--- Tasks ---
• A. Condense the paragraph of the codec passage that begins "Both tests pre-date" into a short bulleted list that keeps its main facts.
• B. Retype the codec passage between "Codec testers are" and "close to impossible.", inclusive.

>> START Text to read

Codec testers are always at the mercy of the encoder, however, and as noted above Theora's 1.0-series encoder had significant flaws, especially with respect to constant bitrate encoding. In the oft-cited doom9.org 2005 codec shootout, the Theora encoder performed poorly by failing to meet the target file size due to poor rate control; the very feature targeted in the 1.1 branch. Similarly, Eugenia Loli-Queru's 2007 Theora versus H.264 test for OSNews repeatedly cited problems with the encoder that made direct comparison close to impossible.
Both tests pre-date the 2008 release of the final 1.0 encoder, much less the 1.1 alpha. Shortly after the Thusnelda alpha, Jan Schmidt posted the results of his personal tests on his blog, indicating a 20% reduction in file size and 14% reduction in encoding time over the 1.0 encoder. Those are significant numbers, even without accounting for better rate control and other encoding parameter improvements. As commenters to the blog pointed out, Schmidt's test was not scientific, particularly as it involved re-encoding an H.264 file rather than a lossless original, and showed example still frames rather than video results.

>> END Text to read
>> START Stored data

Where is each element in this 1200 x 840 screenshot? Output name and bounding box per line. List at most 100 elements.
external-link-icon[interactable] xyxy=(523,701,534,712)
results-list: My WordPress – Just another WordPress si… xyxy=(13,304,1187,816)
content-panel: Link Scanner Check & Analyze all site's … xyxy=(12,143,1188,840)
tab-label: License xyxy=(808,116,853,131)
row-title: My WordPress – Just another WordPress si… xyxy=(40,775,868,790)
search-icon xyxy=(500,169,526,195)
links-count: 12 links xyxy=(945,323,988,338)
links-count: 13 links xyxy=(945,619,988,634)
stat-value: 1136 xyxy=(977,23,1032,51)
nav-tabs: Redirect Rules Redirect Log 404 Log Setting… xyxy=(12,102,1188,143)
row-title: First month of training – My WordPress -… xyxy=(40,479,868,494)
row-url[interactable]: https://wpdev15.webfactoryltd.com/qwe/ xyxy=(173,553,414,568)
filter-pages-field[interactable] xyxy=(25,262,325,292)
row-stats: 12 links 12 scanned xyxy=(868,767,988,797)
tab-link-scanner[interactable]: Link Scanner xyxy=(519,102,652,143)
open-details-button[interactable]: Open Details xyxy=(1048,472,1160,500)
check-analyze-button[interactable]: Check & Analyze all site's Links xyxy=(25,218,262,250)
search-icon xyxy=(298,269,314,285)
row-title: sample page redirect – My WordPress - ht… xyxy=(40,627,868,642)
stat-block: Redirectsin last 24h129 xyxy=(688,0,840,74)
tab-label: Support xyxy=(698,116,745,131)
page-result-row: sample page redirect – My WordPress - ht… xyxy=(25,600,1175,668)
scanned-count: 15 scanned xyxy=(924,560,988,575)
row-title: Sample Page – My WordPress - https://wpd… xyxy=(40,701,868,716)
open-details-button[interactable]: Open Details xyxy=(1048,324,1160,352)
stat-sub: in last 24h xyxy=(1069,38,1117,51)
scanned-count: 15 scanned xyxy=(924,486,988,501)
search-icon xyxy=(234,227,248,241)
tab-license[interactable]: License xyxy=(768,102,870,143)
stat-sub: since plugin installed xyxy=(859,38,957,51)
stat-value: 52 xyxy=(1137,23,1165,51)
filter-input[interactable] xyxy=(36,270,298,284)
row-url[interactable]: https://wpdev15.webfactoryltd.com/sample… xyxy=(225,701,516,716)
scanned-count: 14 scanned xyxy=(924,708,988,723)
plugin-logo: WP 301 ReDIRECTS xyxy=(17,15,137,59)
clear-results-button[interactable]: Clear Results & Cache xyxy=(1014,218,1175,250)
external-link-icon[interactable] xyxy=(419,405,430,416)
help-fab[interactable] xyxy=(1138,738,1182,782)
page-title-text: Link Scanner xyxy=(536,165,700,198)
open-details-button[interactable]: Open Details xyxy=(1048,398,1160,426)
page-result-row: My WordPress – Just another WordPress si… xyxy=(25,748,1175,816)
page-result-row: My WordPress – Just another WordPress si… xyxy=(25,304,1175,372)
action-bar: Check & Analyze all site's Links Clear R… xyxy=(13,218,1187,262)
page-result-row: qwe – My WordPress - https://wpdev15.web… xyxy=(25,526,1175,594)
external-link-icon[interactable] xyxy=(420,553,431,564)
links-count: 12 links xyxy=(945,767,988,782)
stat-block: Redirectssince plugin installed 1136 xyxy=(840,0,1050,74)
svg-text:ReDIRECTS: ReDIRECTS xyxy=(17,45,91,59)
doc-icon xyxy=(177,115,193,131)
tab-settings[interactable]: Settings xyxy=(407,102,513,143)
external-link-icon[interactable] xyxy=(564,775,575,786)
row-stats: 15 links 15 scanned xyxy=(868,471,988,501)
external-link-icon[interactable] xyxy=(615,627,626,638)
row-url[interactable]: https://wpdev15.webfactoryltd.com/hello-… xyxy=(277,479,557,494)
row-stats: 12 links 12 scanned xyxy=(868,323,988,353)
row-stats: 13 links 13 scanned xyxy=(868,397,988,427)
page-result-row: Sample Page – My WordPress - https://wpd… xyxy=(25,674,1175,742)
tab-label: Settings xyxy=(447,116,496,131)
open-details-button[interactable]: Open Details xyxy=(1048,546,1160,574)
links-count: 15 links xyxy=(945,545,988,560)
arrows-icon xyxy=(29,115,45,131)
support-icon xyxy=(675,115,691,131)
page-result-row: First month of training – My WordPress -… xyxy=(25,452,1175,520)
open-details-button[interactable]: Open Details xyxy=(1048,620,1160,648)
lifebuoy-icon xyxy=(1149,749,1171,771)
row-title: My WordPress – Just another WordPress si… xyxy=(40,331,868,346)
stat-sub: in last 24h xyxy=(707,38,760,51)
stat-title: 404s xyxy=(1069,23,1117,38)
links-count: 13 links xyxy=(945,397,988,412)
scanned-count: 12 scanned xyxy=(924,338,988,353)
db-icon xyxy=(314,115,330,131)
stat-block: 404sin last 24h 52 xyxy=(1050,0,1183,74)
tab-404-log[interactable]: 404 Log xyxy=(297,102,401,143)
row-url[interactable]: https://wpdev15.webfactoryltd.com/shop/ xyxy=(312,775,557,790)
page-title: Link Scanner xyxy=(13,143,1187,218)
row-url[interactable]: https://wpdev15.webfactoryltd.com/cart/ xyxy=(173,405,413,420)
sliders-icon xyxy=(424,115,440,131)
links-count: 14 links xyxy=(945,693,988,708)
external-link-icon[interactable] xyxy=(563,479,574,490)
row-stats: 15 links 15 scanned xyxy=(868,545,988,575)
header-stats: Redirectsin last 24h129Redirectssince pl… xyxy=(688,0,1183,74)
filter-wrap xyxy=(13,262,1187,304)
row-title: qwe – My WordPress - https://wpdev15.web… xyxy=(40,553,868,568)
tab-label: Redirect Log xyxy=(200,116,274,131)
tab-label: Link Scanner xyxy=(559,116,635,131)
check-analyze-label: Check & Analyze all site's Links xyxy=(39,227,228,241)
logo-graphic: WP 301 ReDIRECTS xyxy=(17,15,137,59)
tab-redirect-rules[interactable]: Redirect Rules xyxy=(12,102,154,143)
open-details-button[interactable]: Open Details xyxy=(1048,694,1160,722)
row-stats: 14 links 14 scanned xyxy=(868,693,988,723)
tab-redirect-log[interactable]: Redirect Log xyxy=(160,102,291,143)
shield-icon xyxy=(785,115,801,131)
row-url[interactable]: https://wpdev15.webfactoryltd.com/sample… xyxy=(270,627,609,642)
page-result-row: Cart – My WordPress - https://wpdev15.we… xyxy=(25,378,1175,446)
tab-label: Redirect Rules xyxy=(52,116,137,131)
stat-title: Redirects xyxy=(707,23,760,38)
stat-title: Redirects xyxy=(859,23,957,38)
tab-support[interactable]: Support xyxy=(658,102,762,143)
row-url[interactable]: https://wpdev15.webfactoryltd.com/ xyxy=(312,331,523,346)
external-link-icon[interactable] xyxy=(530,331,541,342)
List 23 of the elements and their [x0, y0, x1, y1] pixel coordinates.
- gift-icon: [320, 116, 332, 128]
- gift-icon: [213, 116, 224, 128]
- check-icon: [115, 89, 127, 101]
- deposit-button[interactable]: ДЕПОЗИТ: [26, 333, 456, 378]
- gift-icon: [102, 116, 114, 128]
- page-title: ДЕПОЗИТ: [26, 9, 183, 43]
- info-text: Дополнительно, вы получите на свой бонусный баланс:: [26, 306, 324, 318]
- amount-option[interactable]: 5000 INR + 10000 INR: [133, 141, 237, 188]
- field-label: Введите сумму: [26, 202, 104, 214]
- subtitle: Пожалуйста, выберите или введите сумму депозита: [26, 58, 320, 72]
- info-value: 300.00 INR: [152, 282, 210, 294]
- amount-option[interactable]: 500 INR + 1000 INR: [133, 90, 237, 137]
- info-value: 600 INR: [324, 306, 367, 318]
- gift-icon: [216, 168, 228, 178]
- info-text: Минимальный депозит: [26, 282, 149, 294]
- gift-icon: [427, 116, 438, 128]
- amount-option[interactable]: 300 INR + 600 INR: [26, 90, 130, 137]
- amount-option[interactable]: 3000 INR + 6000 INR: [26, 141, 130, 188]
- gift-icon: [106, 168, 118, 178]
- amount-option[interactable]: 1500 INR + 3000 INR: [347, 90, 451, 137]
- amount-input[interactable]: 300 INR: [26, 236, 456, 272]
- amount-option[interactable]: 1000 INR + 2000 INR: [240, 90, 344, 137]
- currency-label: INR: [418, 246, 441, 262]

>> END Stored data

--- Responses by task ---
• A.
- Both earlier tests came before the 2008 release of the final 1.0 encoder and the 1.1 alpha.
- Shortly after the Thusnelda alpha, Jan Schmidt posted personal test results on his blog showing a 20% smaller file size and 14% faster encoding than the 1.0 encoder.
- These are significant numbers even before counting better rate control and other encoding parameter improvements.
- Blog commenters noted the test was not scientific: it re-encoded an H.264 file instead of a lossless original, and it showed still frames instead of video results.

• B.
Codec testers are always at the mercy of the encoder, however, and as noted above Theora's 1.0-series encoder had significant flaws, especially with respect to constant bitrate encoding. In the oft-cited doom9.org 2005 codec shootout, the Theora encoder performed poorly by failing to meet the target file size due to poor rate control; the very feature targeted in the 1.1 branch. Similarly, Eugenia Loli-Queru's 2007 Theora versus H.264 test for OSNews repeatedly cited problems with the encoder that made direct comparison close to impossible.